+++ MATERIAL TO PROCESS +++

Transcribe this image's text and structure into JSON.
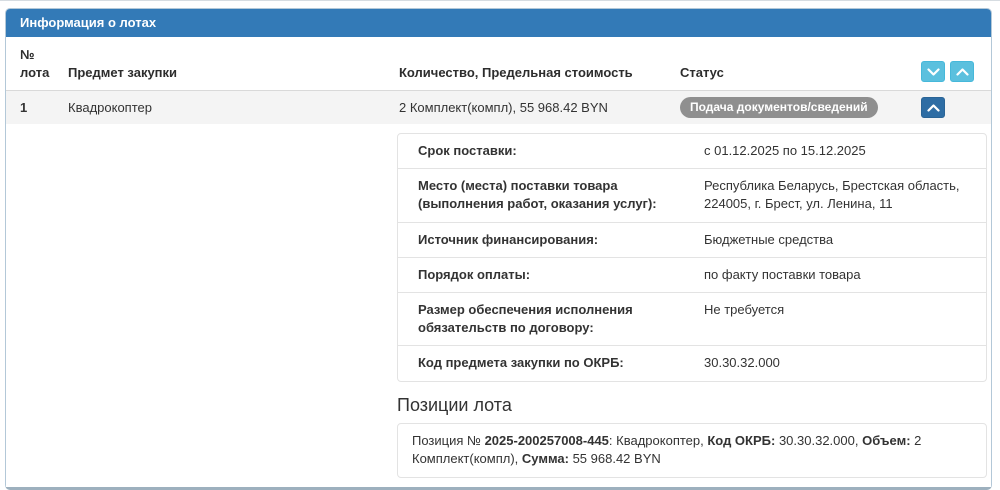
{
  "panel": {
    "title": "Информация о лотах",
    "accent_color": "#337ab7",
    "button_color": "#5bc0de",
    "toggle_color": "#2e6da4",
    "badge_color": "#8f8f8f"
  },
  "table": {
    "headers": {
      "num": "№ лота",
      "subject": "Предмет закупки",
      "quantity": "Количество, Предельная стоимость",
      "status": "Статус"
    },
    "icons": {
      "expand_all": "chevron-down-icon",
      "collapse_all": "chevron-up-icon",
      "row_toggle": "chevron-up-icon"
    },
    "row": {
      "num": "1",
      "subject": "Квадрокоптер",
      "quantity": "2 Комплект(компл), 55 968.42 BYN",
      "status": "Подача документов/сведений"
    }
  },
  "details": {
    "rows": [
      {
        "label": "Срок поставки:",
        "value": "с 01.12.2025 по 15.12.2025"
      },
      {
        "label": "Место (места) поставки товара (выполнения работ, оказания услуг):",
        "value": "Республика Беларусь, Брестская область, 224005, г. Брест, ул. Ленина, 11"
      },
      {
        "label": "Источник финансирования:",
        "value": "Бюджетные средства"
      },
      {
        "label": "Порядок оплаты:",
        "value": "по факту поставки товара"
      },
      {
        "label": "Размер обеспечения исполнения обязательств по договору:",
        "value": "Не требуется"
      },
      {
        "label": "Код предмета закупки по ОКРБ:",
        "value": "30.30.32.000"
      }
    ],
    "positions_title": "Позиции лота",
    "position_segments": [
      {
        "text": "Позиция № ",
        "bold": false
      },
      {
        "text": "2025-200257008-445",
        "bold": true
      },
      {
        "text": ": Квадрокоптер, ",
        "bold": false
      },
      {
        "text": "Код ОКРБ:",
        "bold": true
      },
      {
        "text": " 30.30.32.000, ",
        "bold": false
      },
      {
        "text": "Объем:",
        "bold": true
      },
      {
        "text": " 2 Комплект(компл), ",
        "bold": false
      },
      {
        "text": "Сумма:",
        "bold": true
      },
      {
        "text": " 55 968.42 BYN",
        "bold": false
      }
    ]
  }
}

+++

- **GIVEN REQUEST**
Select and copy every line of the listing with the word "status".

- **SOLUTION FOR THIS PROBLEM**
      "status": "Статус"
      "status": "Подача документов/сведений"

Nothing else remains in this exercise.